__INSTRUCTIONS TO FOLLOW__. Take every line where the string "Quadrate" appears and copy it.

__DATA FOR THE TASK__.
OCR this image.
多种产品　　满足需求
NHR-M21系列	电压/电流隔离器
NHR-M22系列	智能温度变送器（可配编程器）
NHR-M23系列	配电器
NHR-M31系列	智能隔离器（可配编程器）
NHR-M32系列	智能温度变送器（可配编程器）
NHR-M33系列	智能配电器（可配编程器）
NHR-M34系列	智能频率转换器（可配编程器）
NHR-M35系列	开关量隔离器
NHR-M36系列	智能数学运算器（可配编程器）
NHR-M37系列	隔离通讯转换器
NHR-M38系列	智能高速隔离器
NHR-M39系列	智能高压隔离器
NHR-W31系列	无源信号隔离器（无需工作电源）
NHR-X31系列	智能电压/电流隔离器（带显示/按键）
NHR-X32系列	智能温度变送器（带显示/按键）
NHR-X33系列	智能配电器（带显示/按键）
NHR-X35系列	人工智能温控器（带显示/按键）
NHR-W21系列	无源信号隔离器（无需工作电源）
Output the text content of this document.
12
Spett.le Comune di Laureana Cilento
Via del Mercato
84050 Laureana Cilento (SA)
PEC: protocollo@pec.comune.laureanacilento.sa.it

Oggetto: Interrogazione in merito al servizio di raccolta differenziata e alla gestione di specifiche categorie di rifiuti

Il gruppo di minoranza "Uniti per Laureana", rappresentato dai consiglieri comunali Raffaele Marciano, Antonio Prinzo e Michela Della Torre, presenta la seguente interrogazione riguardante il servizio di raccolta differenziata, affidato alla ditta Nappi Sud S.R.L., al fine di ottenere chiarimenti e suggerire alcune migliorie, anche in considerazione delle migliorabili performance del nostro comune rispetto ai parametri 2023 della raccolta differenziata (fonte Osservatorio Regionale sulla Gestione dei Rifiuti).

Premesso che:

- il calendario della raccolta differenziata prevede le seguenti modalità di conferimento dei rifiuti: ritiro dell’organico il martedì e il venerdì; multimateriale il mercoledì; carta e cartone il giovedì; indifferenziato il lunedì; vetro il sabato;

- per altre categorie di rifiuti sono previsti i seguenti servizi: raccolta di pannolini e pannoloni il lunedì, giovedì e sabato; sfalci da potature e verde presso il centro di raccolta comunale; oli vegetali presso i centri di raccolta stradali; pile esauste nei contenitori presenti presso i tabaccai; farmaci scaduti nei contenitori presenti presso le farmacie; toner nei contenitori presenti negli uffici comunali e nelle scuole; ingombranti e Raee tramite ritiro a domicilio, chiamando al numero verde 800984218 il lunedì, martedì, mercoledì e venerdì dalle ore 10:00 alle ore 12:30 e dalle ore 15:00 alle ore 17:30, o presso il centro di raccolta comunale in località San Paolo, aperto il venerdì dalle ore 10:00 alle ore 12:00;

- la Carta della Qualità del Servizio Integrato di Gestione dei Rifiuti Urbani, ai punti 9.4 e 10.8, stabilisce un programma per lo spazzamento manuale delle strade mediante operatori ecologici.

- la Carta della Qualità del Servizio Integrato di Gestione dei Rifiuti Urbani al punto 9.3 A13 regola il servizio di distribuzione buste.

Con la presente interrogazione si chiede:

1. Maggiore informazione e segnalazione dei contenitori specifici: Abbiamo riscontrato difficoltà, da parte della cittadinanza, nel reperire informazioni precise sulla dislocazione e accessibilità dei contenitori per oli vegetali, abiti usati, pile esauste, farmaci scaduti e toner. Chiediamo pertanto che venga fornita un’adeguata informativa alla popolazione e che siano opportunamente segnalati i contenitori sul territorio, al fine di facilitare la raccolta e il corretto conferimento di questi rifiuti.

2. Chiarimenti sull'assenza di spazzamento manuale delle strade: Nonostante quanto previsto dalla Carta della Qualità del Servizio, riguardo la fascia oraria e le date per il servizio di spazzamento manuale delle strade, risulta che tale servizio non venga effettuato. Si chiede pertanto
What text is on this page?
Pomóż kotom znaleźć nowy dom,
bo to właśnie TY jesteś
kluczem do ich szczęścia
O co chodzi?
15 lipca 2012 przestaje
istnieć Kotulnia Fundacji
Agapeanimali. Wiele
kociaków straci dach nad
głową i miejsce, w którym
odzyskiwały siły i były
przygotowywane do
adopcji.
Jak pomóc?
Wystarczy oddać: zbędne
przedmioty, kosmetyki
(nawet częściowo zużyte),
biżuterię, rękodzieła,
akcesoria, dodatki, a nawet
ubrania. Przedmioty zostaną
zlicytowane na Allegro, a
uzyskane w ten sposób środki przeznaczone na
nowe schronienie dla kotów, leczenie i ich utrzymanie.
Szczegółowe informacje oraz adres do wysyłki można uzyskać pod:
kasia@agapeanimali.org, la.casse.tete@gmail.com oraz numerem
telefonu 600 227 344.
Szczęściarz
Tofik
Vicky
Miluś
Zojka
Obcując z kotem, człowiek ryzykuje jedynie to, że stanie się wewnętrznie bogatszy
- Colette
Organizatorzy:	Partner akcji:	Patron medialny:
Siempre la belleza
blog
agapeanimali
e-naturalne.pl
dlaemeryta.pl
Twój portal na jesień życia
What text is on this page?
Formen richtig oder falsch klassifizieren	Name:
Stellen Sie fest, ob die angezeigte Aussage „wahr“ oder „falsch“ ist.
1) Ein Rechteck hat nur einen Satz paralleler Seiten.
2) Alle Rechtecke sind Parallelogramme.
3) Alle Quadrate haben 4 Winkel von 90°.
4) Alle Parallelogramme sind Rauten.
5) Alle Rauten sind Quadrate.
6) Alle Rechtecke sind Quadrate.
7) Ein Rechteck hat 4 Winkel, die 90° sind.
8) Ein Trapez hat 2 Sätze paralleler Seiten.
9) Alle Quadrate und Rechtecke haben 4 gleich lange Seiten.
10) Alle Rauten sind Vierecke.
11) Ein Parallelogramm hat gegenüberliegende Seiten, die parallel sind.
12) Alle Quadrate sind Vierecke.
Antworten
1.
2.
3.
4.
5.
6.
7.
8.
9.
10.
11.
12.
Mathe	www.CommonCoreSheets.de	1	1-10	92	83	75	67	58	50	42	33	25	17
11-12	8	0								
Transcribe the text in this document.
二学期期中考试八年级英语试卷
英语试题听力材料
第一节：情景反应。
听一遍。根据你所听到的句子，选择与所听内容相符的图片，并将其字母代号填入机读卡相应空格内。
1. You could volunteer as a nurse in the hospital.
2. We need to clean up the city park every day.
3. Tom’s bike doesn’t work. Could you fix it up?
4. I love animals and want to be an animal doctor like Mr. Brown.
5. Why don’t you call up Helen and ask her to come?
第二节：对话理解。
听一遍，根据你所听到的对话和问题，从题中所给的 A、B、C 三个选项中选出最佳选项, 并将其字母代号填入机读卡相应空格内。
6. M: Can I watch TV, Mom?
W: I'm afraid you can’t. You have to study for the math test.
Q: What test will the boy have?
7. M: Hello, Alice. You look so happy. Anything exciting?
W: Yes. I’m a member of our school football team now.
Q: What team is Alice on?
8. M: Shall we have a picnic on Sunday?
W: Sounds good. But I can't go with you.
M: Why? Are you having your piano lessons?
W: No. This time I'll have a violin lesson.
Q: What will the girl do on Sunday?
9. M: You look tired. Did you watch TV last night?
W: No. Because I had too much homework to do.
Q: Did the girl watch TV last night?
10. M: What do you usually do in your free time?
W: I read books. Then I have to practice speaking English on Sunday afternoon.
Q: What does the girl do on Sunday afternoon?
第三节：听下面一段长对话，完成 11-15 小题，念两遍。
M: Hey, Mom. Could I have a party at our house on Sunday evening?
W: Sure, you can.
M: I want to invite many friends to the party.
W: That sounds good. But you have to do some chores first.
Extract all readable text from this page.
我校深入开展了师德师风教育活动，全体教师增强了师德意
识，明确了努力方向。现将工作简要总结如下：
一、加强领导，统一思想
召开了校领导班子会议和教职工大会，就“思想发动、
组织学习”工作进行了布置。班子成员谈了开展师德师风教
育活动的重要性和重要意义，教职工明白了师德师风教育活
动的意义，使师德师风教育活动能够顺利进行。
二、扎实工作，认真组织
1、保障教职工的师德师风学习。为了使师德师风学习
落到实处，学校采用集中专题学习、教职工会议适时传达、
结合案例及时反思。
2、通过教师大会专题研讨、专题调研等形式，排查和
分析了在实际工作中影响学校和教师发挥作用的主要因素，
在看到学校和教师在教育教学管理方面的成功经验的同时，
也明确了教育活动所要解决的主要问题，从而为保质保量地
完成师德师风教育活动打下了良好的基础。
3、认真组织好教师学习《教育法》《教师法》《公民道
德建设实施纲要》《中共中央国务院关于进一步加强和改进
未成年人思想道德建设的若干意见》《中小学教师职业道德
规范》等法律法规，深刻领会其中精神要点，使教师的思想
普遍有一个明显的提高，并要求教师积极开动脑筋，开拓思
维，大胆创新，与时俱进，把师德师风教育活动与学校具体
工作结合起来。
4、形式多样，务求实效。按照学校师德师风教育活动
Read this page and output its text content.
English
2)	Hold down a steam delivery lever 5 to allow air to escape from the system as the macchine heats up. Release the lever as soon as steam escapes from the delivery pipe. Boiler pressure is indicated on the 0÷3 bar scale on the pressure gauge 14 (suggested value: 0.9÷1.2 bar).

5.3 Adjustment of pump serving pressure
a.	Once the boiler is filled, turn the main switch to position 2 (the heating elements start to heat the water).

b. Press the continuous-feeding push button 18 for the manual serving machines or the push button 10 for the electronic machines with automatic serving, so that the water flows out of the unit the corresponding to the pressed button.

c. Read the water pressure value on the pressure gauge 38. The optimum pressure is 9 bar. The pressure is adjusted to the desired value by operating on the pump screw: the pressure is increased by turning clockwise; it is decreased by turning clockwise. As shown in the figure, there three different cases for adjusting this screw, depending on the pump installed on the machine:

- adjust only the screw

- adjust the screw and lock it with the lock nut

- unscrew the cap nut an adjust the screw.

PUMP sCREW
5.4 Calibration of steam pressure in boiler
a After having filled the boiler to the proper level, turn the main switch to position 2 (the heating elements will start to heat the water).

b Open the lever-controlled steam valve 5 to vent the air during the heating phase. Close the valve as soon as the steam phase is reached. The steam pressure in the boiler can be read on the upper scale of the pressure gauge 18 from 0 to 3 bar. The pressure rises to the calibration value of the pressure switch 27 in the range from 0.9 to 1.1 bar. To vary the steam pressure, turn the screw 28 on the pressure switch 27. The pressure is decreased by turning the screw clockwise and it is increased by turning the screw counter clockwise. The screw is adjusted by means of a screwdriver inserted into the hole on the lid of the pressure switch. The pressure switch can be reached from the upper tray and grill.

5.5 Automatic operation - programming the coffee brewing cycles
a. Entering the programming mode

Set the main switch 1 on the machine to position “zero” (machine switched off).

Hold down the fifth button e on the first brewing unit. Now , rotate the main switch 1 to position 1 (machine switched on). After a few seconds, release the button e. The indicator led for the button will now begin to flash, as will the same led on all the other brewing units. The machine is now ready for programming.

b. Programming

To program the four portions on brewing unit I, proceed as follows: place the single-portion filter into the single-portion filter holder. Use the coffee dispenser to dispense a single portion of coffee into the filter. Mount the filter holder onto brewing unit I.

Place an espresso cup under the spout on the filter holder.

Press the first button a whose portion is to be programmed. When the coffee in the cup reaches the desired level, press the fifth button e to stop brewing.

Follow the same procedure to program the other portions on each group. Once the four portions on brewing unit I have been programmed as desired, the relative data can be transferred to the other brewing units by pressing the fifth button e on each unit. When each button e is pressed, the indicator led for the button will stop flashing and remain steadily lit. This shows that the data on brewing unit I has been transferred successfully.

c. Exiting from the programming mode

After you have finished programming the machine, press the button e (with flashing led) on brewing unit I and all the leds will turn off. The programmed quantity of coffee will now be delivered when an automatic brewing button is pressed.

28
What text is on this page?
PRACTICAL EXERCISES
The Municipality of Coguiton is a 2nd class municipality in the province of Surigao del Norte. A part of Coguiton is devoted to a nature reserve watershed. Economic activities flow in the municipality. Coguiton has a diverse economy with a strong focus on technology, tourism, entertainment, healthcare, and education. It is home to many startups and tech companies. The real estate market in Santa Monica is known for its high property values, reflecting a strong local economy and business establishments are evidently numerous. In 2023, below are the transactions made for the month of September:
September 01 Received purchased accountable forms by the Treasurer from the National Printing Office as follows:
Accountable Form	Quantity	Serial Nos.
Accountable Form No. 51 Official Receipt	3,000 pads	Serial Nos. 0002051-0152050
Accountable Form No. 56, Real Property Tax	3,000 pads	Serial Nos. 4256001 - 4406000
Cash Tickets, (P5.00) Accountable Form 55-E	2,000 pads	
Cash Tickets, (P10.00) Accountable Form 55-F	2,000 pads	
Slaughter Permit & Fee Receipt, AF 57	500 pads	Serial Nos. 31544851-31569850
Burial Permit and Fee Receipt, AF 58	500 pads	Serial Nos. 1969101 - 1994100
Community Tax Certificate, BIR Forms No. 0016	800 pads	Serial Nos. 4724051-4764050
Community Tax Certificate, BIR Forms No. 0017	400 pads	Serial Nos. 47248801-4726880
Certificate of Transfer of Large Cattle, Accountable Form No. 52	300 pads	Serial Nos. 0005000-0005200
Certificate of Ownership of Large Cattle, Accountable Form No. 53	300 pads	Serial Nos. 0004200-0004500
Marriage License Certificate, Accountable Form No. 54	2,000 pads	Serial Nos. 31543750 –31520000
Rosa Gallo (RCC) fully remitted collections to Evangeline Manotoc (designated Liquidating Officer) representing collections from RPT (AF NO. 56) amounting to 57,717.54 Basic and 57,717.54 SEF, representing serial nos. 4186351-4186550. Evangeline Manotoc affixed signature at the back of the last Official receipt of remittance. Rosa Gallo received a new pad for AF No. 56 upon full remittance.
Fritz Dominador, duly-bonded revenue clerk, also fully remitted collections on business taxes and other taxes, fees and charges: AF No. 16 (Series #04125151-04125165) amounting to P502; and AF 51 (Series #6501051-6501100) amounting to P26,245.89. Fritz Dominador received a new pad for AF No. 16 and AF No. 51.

__TASK OUTPUT__.
3) Alle Quadrate haben 4 Winkel von 90°.
5) Alle Rauten sind Quadrate.
6) Alle Rechtecke sind Quadrate.
9) Alle Quadrate und Rechtecke haben 4 gleich lange Seiten.
12) Alle Quadrate sind Vierecke.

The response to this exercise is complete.